#### Records to use

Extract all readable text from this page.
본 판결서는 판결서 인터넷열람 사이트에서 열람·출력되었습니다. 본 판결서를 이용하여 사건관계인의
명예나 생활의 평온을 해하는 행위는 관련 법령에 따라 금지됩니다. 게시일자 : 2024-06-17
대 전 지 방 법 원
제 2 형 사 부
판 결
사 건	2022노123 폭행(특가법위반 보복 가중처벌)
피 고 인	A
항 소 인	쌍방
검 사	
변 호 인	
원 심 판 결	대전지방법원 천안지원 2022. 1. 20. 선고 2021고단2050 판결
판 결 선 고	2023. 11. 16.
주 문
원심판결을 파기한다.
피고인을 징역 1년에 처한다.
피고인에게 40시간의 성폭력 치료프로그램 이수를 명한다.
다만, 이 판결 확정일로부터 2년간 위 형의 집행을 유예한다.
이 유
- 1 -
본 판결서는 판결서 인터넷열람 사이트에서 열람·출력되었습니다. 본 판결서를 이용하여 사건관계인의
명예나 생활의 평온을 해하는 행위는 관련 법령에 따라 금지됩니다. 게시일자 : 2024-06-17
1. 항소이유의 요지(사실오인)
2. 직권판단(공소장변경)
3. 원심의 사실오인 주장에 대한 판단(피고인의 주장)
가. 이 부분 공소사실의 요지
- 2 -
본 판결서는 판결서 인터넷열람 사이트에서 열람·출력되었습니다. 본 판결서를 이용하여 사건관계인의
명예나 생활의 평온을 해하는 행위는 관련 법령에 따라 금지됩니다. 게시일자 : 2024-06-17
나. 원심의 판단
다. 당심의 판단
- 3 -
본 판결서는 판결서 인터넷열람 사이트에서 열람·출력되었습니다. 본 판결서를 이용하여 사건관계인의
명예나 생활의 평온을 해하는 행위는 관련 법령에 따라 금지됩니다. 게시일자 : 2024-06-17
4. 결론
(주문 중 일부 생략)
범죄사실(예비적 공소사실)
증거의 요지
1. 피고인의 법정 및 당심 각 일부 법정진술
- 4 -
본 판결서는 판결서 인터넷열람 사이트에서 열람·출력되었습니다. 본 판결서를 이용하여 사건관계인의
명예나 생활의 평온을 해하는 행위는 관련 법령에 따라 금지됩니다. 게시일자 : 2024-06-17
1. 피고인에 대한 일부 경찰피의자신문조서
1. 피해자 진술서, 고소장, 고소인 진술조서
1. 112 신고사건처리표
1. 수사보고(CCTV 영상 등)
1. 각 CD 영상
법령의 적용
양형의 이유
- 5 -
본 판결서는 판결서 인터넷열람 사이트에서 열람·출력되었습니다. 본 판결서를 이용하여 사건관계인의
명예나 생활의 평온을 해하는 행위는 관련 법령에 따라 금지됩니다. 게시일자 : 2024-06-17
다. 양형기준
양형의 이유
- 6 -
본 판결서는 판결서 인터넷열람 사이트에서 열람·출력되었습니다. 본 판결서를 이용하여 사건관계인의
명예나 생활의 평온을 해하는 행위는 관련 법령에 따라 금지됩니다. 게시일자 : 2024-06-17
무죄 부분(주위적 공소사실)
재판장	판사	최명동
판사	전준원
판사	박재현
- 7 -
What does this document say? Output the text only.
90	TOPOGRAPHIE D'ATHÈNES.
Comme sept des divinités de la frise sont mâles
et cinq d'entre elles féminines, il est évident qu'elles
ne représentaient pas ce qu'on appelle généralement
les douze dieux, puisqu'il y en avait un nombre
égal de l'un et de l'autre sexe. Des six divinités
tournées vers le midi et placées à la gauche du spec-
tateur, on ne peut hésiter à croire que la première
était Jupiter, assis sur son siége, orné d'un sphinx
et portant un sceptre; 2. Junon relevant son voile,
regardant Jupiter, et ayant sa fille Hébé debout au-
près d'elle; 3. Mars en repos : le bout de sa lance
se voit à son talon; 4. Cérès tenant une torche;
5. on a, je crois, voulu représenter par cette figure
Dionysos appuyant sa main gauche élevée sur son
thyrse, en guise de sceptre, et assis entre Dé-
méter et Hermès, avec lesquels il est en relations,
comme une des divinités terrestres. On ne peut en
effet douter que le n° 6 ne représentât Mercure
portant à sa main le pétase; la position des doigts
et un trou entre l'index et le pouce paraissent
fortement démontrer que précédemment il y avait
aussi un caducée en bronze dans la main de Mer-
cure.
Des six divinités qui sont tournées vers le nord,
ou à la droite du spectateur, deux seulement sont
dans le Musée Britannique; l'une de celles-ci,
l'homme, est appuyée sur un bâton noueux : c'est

########

• _Task requirements_
State the number of lines that contain the string "dans", with no other words.

• _Output_
2